- _Task instructions_
Search the material and gather each line with "저속으로" in it.
------------------------------
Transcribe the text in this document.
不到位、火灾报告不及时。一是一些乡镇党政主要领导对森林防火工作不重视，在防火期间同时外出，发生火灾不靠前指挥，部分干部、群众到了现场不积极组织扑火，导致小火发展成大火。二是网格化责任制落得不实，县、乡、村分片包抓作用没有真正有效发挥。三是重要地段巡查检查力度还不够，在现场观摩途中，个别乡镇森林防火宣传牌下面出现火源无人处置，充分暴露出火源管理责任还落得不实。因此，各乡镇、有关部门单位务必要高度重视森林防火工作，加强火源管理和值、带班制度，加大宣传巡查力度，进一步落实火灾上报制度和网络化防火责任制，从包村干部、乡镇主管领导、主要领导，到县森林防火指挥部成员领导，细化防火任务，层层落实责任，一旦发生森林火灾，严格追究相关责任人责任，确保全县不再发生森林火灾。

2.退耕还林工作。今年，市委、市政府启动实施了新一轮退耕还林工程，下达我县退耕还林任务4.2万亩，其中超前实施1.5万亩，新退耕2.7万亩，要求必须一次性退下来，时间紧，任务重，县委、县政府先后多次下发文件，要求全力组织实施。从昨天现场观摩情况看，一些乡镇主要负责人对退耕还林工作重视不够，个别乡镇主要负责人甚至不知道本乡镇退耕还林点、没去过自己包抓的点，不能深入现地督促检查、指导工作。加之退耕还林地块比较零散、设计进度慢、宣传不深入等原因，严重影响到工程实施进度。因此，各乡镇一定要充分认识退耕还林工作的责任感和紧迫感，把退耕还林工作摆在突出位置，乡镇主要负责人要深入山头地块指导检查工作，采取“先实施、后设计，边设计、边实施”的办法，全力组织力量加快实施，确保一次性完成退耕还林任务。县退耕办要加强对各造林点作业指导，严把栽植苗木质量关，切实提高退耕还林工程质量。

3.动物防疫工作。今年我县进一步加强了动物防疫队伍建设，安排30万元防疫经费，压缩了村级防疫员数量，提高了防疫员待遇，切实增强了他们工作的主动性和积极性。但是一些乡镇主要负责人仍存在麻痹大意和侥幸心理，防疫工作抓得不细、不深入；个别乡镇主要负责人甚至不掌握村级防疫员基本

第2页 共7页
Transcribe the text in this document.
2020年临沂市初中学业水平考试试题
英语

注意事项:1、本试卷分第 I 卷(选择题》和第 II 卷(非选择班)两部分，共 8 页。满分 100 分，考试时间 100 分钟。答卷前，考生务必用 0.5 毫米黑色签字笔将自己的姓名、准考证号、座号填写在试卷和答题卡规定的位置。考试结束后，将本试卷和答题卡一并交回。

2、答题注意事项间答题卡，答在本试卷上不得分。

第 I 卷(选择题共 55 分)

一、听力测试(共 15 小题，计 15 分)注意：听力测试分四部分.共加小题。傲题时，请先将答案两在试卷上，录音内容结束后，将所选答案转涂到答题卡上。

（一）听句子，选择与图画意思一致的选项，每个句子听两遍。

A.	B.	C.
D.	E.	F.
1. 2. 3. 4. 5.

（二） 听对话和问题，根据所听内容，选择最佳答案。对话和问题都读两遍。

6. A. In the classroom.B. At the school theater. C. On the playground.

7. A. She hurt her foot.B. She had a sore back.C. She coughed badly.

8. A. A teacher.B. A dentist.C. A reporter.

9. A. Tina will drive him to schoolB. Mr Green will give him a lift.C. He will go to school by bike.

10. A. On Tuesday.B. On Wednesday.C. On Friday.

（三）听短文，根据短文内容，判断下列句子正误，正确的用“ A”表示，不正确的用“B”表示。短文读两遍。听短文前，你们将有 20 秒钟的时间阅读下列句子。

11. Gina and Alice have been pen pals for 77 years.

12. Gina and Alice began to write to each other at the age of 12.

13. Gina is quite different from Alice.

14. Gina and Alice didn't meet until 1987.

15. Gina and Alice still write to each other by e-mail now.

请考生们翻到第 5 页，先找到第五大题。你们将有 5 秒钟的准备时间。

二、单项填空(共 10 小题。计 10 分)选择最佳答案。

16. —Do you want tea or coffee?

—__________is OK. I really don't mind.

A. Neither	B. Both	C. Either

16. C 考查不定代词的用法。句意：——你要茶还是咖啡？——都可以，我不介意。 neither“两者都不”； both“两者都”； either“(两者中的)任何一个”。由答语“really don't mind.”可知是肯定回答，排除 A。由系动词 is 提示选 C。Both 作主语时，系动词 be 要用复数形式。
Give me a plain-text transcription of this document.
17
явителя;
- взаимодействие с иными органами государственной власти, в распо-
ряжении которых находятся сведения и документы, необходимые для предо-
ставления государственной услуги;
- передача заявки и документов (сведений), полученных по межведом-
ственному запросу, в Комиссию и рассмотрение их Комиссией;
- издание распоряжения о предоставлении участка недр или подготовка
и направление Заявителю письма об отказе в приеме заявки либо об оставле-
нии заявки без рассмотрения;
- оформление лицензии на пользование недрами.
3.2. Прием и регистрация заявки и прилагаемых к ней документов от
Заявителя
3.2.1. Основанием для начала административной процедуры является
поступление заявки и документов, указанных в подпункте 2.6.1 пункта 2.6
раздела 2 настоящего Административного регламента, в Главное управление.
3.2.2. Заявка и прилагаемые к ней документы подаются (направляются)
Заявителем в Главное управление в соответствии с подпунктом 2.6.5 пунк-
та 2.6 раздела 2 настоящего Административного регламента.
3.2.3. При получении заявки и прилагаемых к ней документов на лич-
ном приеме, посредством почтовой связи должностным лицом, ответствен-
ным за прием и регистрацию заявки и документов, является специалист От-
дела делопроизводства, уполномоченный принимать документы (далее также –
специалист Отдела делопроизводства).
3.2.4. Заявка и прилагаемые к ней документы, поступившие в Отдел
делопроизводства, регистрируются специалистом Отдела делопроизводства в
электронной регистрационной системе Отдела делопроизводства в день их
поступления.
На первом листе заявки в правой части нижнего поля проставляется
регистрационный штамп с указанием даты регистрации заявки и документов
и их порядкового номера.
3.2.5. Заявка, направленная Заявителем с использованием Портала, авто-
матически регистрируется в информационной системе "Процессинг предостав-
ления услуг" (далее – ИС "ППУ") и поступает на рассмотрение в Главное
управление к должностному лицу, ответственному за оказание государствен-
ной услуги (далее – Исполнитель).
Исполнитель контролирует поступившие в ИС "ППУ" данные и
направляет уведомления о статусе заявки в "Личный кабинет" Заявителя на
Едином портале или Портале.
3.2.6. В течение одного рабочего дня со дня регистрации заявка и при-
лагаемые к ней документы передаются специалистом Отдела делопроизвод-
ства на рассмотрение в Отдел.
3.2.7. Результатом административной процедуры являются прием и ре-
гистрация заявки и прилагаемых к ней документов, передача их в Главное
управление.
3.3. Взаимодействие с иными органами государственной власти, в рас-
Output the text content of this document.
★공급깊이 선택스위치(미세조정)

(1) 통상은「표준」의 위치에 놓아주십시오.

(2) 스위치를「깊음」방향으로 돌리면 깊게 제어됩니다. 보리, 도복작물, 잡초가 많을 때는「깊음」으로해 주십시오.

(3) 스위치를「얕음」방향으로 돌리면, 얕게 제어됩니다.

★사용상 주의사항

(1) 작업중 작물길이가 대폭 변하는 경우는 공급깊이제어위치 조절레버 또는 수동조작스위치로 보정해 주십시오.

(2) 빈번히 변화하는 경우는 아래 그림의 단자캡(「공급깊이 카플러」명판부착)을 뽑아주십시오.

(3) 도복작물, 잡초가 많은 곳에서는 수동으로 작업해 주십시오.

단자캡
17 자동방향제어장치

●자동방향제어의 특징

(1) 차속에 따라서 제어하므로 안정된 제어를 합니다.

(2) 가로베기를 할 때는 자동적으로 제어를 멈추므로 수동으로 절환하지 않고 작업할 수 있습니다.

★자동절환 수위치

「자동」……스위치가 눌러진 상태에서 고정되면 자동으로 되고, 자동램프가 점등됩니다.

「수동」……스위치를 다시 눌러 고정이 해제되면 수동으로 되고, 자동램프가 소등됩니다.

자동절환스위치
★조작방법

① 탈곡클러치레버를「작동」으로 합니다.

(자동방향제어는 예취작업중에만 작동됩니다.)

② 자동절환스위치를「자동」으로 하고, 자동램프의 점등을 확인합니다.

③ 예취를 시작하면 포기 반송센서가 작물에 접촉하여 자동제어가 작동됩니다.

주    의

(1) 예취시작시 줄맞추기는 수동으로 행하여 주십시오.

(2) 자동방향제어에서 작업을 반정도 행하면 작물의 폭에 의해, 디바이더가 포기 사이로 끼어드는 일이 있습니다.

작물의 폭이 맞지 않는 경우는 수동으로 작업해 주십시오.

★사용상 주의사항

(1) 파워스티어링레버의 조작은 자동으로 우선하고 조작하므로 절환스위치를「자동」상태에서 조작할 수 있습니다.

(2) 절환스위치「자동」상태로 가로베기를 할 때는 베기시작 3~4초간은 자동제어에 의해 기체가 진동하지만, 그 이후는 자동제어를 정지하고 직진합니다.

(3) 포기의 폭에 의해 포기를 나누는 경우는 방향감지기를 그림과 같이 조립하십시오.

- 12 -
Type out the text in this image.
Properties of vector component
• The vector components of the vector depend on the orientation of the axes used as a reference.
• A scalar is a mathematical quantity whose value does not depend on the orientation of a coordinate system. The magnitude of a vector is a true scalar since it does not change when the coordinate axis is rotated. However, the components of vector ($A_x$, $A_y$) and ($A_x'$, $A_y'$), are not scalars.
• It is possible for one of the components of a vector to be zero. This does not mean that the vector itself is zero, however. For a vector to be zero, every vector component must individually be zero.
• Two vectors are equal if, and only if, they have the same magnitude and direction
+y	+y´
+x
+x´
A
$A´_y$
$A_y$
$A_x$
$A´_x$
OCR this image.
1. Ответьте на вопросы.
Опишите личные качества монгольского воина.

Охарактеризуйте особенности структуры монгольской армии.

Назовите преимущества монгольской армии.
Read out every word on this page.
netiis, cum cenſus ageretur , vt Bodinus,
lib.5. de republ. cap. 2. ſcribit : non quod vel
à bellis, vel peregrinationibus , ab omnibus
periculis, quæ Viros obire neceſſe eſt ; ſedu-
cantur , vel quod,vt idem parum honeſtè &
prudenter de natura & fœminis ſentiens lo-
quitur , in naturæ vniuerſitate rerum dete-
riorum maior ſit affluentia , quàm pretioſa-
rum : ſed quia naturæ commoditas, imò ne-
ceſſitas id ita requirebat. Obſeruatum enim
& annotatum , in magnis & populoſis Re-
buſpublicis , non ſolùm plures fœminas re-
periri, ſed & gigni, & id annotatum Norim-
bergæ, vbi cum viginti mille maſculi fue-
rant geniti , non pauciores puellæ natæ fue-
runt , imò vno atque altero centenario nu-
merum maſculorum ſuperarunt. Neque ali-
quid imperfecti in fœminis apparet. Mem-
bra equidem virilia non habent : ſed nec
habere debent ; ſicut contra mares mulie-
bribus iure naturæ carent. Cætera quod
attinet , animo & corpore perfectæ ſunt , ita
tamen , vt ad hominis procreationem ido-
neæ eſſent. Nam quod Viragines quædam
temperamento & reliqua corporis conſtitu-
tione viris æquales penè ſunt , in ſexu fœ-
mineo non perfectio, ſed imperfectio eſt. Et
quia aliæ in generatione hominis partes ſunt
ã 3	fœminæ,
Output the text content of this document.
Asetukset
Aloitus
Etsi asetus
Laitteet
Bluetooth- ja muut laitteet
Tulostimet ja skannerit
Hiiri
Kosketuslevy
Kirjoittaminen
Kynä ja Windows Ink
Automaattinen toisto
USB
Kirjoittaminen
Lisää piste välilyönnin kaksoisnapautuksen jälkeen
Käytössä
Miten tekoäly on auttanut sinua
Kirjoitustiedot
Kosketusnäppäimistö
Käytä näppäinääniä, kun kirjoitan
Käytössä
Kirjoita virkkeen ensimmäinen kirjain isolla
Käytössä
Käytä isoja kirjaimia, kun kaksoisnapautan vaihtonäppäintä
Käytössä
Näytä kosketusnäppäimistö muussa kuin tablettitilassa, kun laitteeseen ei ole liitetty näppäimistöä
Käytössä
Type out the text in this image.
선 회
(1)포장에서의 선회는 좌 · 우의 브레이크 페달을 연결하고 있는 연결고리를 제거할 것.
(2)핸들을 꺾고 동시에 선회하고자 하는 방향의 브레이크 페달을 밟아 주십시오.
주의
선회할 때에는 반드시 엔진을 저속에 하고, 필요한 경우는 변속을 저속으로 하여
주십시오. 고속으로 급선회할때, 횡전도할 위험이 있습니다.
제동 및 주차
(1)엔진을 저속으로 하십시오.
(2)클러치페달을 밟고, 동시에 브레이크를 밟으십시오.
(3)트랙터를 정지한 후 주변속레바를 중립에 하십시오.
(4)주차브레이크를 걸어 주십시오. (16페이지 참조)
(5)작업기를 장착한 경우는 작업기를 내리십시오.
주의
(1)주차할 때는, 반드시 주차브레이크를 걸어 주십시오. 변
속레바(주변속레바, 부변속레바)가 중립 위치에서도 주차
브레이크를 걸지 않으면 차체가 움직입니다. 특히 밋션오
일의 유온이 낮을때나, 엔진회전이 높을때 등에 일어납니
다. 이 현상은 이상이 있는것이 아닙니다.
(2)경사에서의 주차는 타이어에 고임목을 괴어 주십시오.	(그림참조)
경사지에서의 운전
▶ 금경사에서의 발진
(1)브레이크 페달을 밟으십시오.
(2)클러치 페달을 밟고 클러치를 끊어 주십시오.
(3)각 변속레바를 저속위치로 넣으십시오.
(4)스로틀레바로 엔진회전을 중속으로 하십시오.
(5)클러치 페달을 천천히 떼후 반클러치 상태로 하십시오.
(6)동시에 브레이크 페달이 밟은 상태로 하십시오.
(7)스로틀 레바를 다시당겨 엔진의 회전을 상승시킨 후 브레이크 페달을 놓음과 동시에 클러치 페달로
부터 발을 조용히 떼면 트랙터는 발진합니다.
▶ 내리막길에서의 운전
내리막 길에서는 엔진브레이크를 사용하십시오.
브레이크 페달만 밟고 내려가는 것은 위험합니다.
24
------------------------------
- _Result_
선회할 때에는 반드시 엔진을 저속에 하고, 필요한 경우는 변속을 저속으로 하여
(1)엔진을 저속으로 하십시오.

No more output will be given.